Write the data out again in full, with no departure from the original.

(Data items)
#####
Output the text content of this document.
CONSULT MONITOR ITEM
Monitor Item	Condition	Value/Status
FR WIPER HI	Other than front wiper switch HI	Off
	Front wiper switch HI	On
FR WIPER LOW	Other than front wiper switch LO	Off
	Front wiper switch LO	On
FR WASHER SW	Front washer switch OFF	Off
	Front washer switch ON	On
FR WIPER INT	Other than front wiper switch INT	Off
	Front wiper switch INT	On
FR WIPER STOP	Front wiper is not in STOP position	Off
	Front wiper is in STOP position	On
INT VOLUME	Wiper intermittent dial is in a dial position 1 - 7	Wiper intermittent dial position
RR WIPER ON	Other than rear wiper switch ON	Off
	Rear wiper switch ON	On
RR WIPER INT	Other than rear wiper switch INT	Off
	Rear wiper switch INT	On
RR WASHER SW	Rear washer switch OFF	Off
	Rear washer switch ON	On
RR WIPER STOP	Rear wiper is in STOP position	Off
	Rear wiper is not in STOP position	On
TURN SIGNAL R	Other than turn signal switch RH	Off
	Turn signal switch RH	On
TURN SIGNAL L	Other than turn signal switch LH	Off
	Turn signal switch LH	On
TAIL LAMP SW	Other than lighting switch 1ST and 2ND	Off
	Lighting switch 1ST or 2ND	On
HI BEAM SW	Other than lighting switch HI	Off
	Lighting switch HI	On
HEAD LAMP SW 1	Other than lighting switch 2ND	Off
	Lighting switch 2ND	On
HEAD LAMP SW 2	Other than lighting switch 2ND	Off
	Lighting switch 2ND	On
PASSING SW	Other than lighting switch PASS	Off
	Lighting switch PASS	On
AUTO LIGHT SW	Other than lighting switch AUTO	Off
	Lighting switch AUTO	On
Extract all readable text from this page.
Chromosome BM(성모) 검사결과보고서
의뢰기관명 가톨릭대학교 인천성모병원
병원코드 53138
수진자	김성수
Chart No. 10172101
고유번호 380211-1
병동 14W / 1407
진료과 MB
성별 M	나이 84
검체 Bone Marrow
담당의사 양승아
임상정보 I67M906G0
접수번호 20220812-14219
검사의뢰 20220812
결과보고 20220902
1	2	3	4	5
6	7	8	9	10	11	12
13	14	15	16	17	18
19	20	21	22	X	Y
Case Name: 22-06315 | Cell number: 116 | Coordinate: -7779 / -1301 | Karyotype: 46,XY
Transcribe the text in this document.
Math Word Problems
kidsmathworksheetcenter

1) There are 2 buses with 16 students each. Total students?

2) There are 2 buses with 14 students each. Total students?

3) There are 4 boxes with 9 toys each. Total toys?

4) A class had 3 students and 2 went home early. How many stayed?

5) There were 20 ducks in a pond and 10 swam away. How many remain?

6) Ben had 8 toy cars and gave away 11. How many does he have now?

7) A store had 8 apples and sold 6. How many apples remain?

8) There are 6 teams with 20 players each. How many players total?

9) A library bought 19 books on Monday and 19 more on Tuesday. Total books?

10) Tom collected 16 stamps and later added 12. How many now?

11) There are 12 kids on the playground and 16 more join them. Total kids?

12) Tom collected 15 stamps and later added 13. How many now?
#####
Completed task
Output the text content of this document.
CONSULT MONITOR ITEM
Monitor Item	Condition	Value/Status
FR WIPER HI	Other than front wiper switch HI	Off
	Front wiper switch HI	On
FR WIPER LOW	Other than front wiper switch LO	Off
	Front wiper switch LO	On
FR WASHER SW	Front washer switch OFF	Off
	Front washer switch ON	On
FR WIPER INT	Other than front wiper switch INT	Off
	Front wiper switch INT	On
FR WIPER STOP	Front wiper is not in STOP position	Off
	Front wiper is in STOP position	On
INT VOLUME	Wiper intermittent dial is in a dial position 1 - 7	Wiper intermittent dial position
RR WIPER ON	Other than rear wiper switch ON	Off
	Rear wiper switch ON	On
RR WIPER INT	Other than rear wiper switch INT	Off
	Rear wiper switch INT	On
RR WASHER SW	Rear washer switch OFF	Off
	Rear washer switch ON	On
RR WIPER STOP	Rear wiper is in STOP position	Off
	Rear wiper is not in STOP position	On
TURN SIGNAL R	Other than turn signal switch RH	Off
	Turn signal switch RH	On
TURN SIGNAL L	Other than turn signal switch LH	Off
	Turn signal switch LH	On
TAIL LAMP SW	Other than lighting switch 1ST and 2ND	Off
	Lighting switch 1ST or 2ND	On
HI BEAM SW	Other than lighting switch HI	Off
	Lighting switch HI	On
HEAD LAMP SW 1	Other than lighting switch 2ND	Off
	Lighting switch 2ND	On
HEAD LAMP SW 2	Other than lighting switch 2ND	Off
	Lighting switch 2ND	On
PASSING SW	Other than lighting switch PASS	Off
	Lighting switch PASS	On
AUTO LIGHT SW	Other than lighting switch AUTO	Off
	Lighting switch AUTO	On
Extract all readable text from this page.
Chromosome BM(성모) 검사결과보고서
의뢰기관명 가톨릭대학교 인천성모병원
병원코드 53138
수진자	김성수
Chart No. 10172101
고유번호 380211-1
병동 14W / 1407
진료과 MB
성별 M	나이 84
검체 Bone Marrow
담당의사 양승아
임상정보 I67M906G0
접수번호 20220812-14219
검사의뢰 20220812
결과보고 20220902
1	2	3	4	5
6	7	8	9	10	11	12
13	14	15	16	17	18
19	20	21	22	X	Y
Case Name: 22-06315 | Cell number: 116 | Coordinate: -7779 / -1301 | Karyotype: 46,XY
Transcribe the text in this document.
Math Word Problems
kidsmathworksheetcenter

1) There are 2 buses with 16 students each. Total students?

2) There are 2 buses with 14 students each. Total students?

3) There are 4 boxes with 9 toys each. Total toys?

4) A class had 3 students and 2 went home early. How many stayed?

5) There were 20 ducks in a pond and 10 swam away. How many remain?

6) Ben had 8 toy cars and gave away 11. How many does he have now?

7) A store had 8 apples and sold 6. How many apples remain?

8) There are 6 teams with 20 players each. How many players total?

9) A library bought 19 books on Monday and 19 more on Tuesday. Total books?

10) Tom collected 16 stamps and later added 12. How many now?

11) There are 12 kids on the playground and 16 more join them. Total kids?

12) Tom collected 15 stamps and later added 13. How many now?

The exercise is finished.